→ **Exercise aim**
Find the lines below that contain the string "wire". Copy each one.

[Dataset items]
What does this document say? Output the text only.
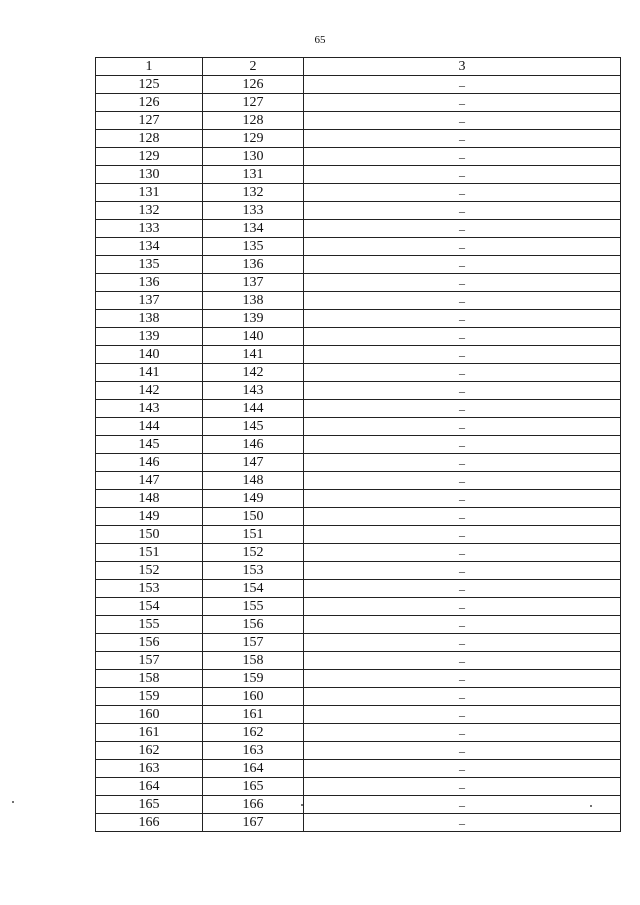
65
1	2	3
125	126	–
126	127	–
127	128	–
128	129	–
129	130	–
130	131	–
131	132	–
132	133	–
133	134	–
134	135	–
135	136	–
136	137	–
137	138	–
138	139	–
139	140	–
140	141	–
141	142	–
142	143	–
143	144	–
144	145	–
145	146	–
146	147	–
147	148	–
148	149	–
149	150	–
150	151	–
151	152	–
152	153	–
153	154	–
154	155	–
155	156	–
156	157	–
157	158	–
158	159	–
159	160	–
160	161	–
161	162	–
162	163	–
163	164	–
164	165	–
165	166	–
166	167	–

...

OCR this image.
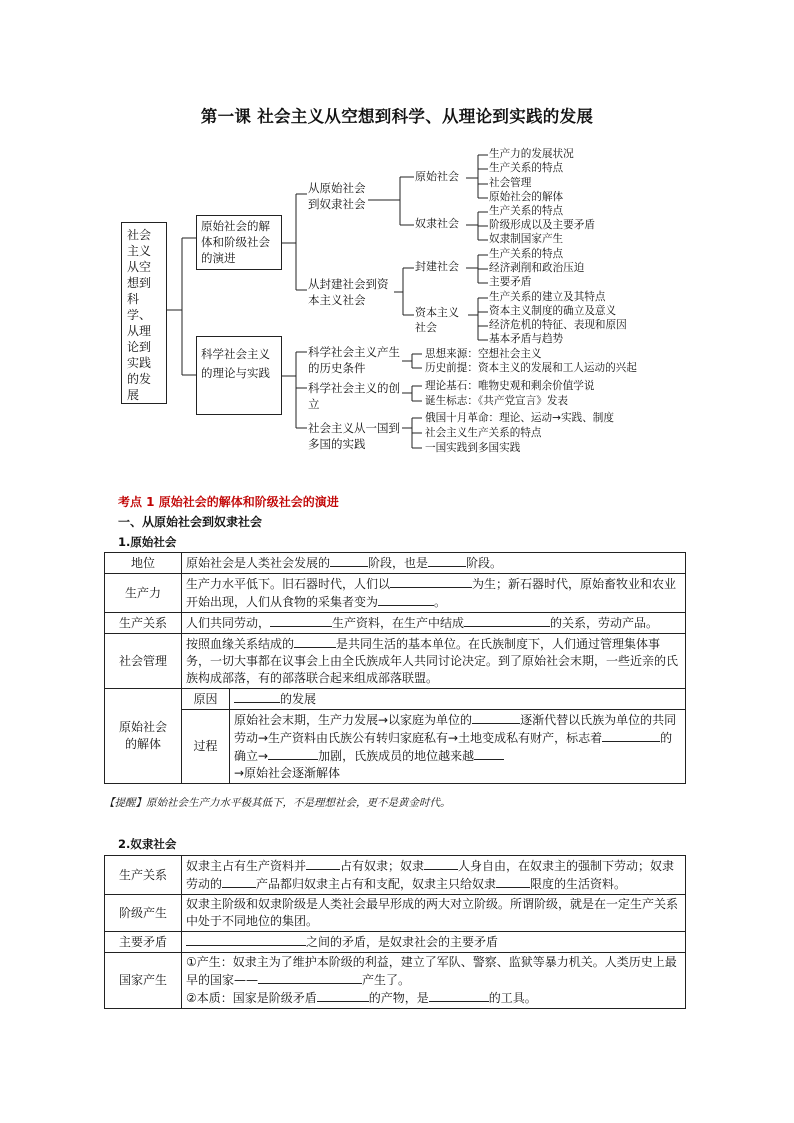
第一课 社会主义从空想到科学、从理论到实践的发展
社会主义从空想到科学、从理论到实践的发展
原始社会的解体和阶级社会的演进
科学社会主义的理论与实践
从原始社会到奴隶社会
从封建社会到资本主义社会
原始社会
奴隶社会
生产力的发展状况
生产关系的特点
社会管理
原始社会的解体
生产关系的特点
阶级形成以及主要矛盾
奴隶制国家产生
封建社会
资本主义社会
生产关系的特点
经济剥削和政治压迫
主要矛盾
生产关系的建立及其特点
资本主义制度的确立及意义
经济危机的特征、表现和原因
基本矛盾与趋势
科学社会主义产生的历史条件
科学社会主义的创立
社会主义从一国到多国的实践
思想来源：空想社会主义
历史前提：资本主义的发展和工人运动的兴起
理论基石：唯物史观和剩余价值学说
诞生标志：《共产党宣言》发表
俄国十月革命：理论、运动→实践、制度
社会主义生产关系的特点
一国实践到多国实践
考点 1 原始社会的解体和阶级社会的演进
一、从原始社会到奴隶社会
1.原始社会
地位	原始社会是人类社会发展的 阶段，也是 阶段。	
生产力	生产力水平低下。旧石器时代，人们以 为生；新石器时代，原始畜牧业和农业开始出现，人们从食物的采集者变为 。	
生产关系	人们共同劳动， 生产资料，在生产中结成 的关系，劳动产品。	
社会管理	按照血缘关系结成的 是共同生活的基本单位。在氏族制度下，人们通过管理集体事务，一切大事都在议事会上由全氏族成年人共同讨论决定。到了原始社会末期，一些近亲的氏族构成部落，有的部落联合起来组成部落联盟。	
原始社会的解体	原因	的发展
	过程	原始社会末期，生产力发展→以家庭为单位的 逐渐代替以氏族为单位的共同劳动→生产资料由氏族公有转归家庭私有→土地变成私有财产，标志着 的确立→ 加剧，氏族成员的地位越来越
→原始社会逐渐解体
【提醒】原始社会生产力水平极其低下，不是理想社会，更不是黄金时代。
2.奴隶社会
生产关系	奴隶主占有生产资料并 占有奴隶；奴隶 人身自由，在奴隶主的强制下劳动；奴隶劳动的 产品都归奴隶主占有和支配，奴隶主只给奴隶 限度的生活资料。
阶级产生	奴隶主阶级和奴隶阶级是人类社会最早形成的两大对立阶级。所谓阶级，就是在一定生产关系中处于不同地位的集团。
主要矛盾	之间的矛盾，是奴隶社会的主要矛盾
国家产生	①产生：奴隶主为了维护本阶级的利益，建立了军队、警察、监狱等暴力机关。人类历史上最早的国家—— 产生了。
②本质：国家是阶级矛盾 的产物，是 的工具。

==

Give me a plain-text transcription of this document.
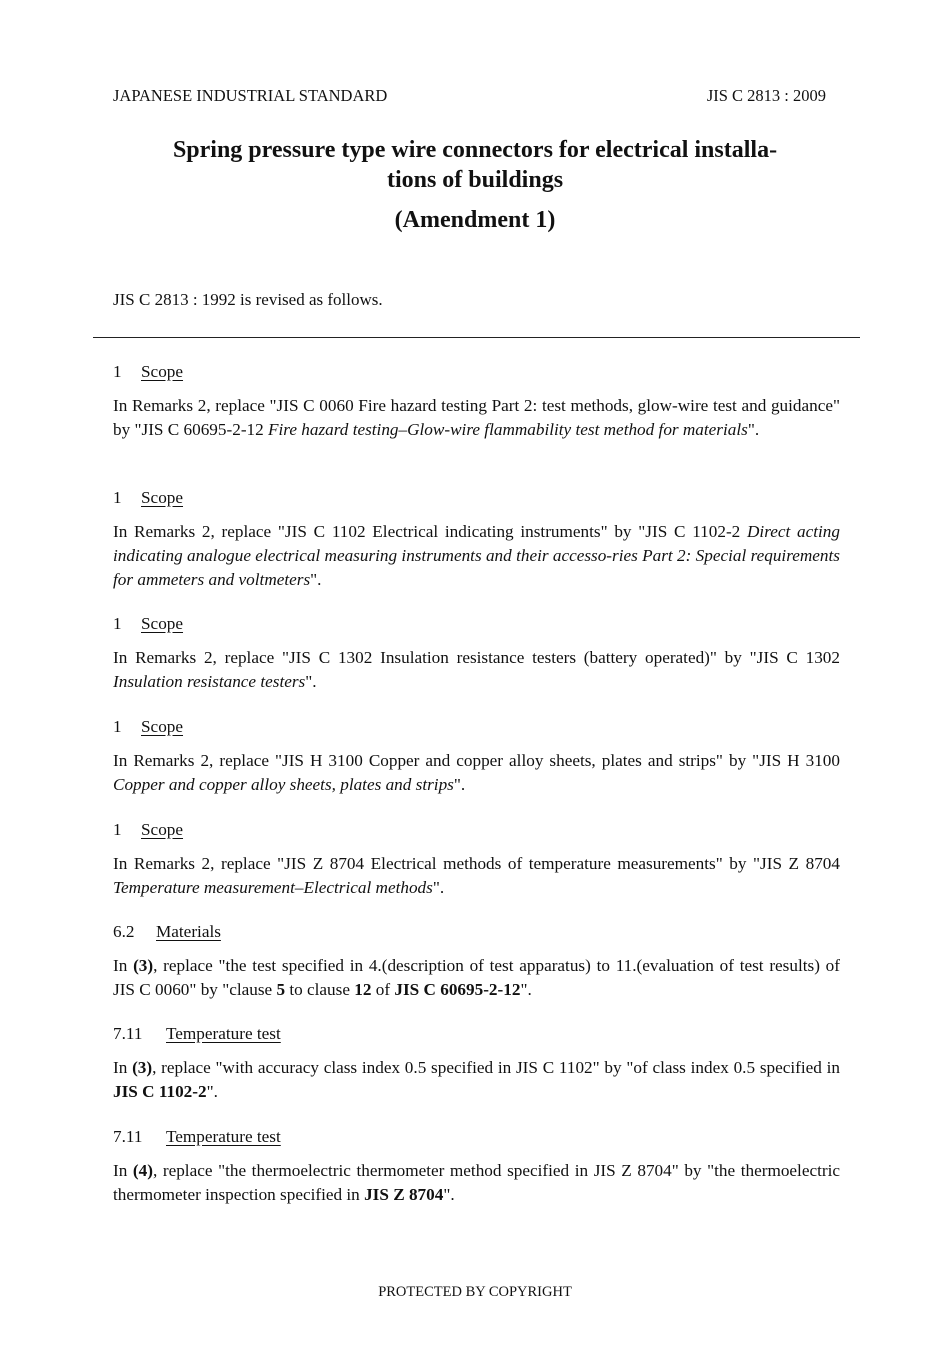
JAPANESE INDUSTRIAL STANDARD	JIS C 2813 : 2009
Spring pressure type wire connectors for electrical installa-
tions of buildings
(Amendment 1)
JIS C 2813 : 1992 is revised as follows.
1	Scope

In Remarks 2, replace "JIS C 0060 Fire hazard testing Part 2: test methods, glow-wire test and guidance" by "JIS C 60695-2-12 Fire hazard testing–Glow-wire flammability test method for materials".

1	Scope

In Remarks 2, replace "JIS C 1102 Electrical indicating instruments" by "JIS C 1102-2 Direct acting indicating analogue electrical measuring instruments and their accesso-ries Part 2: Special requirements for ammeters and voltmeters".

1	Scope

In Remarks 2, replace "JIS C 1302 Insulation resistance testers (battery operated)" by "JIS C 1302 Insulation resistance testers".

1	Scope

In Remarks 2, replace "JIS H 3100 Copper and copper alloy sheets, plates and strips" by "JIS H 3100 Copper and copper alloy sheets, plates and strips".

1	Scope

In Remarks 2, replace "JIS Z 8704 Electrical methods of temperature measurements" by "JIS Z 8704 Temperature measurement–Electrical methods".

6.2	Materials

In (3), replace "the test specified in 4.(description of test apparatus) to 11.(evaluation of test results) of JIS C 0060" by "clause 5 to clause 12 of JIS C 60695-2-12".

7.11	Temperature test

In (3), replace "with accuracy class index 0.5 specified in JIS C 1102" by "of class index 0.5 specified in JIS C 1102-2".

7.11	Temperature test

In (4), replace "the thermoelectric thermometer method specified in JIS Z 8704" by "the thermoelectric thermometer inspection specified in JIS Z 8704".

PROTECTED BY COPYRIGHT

→ **Result of this exercise**
Spring pressure type wire connectors for electrical installa-
In Remarks 2, replace "JIS C 0060 Fire hazard testing Part 2: test methods, glow-wire test and guidance" by "JIS C 60695-2-12 Fire hazard testing–Glow-wire flammability test method for materials".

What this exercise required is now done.